## WORK REQUIRED:
Pull out every line from the listing that has the word "Dönem".

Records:
——
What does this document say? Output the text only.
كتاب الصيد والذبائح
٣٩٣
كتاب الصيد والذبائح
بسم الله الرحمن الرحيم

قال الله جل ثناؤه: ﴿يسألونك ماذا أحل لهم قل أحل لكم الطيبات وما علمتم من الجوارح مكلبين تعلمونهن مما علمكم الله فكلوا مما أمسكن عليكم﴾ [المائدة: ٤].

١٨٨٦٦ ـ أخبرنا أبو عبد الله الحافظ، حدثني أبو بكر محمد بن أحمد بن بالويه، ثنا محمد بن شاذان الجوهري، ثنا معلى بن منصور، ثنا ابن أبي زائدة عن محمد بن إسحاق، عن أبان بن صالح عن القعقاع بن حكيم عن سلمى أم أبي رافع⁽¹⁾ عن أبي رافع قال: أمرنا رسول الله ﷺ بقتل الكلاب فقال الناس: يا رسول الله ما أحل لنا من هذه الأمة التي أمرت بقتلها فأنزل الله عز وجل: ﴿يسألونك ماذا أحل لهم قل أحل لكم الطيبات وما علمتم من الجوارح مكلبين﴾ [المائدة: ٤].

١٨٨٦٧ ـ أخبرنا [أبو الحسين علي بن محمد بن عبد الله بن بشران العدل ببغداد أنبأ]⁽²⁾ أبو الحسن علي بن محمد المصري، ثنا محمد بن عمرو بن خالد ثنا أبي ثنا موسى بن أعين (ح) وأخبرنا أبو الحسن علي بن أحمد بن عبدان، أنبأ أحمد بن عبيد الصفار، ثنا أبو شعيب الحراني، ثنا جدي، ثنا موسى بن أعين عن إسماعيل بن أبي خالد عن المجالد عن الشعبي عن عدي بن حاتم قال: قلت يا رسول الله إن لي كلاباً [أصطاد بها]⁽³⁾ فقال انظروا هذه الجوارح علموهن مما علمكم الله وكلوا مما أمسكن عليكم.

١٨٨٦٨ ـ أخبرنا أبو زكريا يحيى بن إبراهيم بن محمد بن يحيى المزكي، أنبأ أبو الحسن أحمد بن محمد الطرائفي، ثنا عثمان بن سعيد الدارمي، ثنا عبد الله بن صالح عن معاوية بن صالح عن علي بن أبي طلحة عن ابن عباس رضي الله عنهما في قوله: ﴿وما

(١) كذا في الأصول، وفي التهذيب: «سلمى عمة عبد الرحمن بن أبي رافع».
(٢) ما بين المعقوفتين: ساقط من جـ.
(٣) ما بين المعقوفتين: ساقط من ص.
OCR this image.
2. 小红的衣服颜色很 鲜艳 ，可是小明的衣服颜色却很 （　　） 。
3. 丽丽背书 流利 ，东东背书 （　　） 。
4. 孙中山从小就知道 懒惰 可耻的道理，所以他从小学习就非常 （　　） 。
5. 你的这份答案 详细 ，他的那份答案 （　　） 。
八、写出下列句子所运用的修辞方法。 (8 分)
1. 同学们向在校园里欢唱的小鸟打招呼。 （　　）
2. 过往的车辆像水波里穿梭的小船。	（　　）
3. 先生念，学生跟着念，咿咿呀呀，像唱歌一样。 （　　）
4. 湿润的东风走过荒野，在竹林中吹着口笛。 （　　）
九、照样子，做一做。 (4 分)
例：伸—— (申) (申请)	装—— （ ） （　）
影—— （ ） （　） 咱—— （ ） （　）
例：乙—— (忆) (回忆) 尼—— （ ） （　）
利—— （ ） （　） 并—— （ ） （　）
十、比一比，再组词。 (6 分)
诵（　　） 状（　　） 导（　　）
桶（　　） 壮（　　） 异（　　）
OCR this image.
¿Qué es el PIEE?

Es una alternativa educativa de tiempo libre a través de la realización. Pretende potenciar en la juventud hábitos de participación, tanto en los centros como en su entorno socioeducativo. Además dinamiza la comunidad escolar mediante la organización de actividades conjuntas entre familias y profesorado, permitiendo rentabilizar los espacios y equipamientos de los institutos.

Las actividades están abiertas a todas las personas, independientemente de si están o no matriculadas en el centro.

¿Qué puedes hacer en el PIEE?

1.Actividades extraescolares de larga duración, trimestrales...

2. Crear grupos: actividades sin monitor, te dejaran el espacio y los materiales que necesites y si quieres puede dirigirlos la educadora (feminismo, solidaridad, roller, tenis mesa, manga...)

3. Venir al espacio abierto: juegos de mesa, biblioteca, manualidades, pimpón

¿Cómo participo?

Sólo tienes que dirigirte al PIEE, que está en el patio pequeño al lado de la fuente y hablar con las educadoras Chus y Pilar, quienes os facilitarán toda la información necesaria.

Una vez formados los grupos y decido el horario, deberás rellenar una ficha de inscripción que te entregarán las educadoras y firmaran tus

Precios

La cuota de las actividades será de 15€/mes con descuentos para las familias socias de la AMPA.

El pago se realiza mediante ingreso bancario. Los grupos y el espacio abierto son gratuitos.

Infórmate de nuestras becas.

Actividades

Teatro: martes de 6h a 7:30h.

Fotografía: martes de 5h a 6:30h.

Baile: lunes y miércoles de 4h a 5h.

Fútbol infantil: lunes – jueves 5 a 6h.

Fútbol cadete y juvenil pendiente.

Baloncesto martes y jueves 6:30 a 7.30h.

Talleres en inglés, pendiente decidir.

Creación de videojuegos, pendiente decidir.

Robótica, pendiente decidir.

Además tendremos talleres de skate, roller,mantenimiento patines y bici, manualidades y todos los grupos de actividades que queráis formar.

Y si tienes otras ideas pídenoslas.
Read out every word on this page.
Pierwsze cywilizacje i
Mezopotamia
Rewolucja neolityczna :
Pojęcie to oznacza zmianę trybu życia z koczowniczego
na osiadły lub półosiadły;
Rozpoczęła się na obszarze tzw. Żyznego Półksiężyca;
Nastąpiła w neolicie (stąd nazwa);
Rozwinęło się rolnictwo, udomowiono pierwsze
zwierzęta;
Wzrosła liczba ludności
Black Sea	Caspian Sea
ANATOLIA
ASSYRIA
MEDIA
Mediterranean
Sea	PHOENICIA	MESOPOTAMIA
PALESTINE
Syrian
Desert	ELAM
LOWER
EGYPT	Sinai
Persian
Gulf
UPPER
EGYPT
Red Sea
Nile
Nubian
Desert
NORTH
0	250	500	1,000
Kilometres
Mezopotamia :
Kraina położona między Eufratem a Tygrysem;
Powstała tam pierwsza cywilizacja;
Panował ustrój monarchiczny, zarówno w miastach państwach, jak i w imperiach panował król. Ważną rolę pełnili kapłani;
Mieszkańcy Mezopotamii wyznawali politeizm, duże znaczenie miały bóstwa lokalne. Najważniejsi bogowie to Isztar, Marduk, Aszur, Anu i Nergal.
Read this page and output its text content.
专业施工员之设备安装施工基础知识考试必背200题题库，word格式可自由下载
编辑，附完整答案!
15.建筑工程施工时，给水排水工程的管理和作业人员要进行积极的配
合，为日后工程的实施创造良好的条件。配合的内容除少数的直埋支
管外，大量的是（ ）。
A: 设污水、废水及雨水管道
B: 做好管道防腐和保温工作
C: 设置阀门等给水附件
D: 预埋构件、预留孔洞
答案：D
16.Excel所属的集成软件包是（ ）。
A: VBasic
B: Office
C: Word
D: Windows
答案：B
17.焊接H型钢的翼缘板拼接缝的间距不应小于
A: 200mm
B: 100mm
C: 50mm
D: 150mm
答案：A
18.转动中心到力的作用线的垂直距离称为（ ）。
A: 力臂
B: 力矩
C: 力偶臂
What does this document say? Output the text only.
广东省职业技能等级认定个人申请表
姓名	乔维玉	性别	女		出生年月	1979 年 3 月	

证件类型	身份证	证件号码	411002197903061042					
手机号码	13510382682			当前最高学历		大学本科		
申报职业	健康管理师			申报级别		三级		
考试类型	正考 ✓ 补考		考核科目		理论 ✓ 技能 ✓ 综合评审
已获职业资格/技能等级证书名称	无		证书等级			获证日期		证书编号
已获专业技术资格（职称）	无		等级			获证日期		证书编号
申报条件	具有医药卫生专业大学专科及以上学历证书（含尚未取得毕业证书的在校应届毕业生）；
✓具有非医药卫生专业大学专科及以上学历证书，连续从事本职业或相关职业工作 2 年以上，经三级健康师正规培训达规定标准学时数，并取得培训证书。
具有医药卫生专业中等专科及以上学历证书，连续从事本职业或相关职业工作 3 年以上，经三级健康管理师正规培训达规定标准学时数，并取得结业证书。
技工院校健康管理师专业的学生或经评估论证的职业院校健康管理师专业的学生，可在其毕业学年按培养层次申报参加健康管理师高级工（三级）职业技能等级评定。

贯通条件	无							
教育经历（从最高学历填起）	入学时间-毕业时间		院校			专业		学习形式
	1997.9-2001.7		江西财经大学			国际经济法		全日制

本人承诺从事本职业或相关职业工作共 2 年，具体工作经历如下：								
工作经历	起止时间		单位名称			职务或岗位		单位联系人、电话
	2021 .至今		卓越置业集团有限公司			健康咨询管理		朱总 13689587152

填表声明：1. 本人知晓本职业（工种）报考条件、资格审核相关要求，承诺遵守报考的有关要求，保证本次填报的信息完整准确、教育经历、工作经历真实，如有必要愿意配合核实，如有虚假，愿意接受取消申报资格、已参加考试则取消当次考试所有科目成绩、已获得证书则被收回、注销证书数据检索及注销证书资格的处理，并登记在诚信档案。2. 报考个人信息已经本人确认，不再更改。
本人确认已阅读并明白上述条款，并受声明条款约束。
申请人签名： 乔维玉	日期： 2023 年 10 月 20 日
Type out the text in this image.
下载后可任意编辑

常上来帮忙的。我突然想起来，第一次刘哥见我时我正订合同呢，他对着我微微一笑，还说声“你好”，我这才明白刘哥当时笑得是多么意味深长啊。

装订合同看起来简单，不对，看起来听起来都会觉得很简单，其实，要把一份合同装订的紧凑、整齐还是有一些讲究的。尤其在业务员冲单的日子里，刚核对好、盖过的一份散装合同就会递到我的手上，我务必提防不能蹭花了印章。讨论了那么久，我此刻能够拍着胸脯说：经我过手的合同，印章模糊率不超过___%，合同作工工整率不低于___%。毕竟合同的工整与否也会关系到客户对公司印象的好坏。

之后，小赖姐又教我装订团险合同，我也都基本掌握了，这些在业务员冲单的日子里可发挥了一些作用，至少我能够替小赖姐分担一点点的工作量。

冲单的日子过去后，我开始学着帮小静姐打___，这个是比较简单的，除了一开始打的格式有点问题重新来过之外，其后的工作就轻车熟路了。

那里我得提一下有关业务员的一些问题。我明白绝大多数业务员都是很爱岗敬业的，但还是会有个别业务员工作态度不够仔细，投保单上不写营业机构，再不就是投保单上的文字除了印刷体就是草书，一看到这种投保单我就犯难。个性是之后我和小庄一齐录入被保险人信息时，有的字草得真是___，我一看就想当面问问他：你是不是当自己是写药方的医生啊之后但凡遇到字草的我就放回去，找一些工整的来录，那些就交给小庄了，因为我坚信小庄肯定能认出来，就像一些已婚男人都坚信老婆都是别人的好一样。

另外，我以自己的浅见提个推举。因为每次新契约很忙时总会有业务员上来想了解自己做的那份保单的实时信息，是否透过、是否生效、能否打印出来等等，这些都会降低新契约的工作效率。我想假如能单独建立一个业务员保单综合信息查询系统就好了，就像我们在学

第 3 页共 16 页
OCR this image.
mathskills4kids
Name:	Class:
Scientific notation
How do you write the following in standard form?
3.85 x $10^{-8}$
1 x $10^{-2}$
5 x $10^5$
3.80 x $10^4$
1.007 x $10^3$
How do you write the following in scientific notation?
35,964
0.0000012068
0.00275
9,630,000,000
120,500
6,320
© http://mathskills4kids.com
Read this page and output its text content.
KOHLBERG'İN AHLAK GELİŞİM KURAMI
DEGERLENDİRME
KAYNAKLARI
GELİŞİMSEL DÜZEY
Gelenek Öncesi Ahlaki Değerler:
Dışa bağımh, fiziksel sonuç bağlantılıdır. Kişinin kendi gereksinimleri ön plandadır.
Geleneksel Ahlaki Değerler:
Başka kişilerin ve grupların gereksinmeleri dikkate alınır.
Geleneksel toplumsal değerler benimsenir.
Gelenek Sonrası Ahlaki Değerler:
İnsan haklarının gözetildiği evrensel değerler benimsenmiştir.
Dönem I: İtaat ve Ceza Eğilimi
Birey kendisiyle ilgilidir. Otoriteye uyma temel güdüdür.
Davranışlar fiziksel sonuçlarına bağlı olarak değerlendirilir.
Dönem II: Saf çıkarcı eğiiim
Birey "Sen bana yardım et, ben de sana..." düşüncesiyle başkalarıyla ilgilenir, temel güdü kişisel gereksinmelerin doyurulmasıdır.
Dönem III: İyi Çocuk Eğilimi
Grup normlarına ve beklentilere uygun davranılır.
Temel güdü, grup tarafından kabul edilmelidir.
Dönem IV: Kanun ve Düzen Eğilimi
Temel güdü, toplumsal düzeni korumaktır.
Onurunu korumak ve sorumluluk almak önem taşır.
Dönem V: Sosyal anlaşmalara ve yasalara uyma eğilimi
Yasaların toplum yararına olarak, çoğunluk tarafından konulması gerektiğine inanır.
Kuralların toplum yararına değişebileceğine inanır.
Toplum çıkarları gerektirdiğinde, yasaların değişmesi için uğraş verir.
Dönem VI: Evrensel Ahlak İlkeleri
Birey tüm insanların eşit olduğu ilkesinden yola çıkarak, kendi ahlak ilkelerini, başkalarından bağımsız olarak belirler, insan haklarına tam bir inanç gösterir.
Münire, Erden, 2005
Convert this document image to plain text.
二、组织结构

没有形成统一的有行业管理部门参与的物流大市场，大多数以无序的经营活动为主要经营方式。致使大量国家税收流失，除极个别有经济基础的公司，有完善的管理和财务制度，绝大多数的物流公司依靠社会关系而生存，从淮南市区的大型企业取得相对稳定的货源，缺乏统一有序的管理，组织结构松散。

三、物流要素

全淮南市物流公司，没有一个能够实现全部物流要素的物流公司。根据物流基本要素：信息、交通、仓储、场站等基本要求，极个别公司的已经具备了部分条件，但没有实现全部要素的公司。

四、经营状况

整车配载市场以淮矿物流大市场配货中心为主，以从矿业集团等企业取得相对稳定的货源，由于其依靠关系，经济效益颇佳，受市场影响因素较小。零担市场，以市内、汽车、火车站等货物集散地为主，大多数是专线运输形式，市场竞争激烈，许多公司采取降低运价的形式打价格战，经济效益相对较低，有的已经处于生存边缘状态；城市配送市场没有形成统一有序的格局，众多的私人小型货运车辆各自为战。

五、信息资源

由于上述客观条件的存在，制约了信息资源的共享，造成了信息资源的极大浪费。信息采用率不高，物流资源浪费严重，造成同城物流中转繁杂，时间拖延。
——
## TASK OUTPUT:
Dönem I: İtaat ve Ceza Eğilimi
Dönem II: Saf çıkarcı eğiiim
Dönem III: İyi Çocuk Eğilimi
Dönem IV: Kanun ve Düzen Eğilimi
Dönem V: Sosyal anlaşmalara ve yasalara uyma eğilimi
Dönem VI: Evrensel Ahlak İlkeleri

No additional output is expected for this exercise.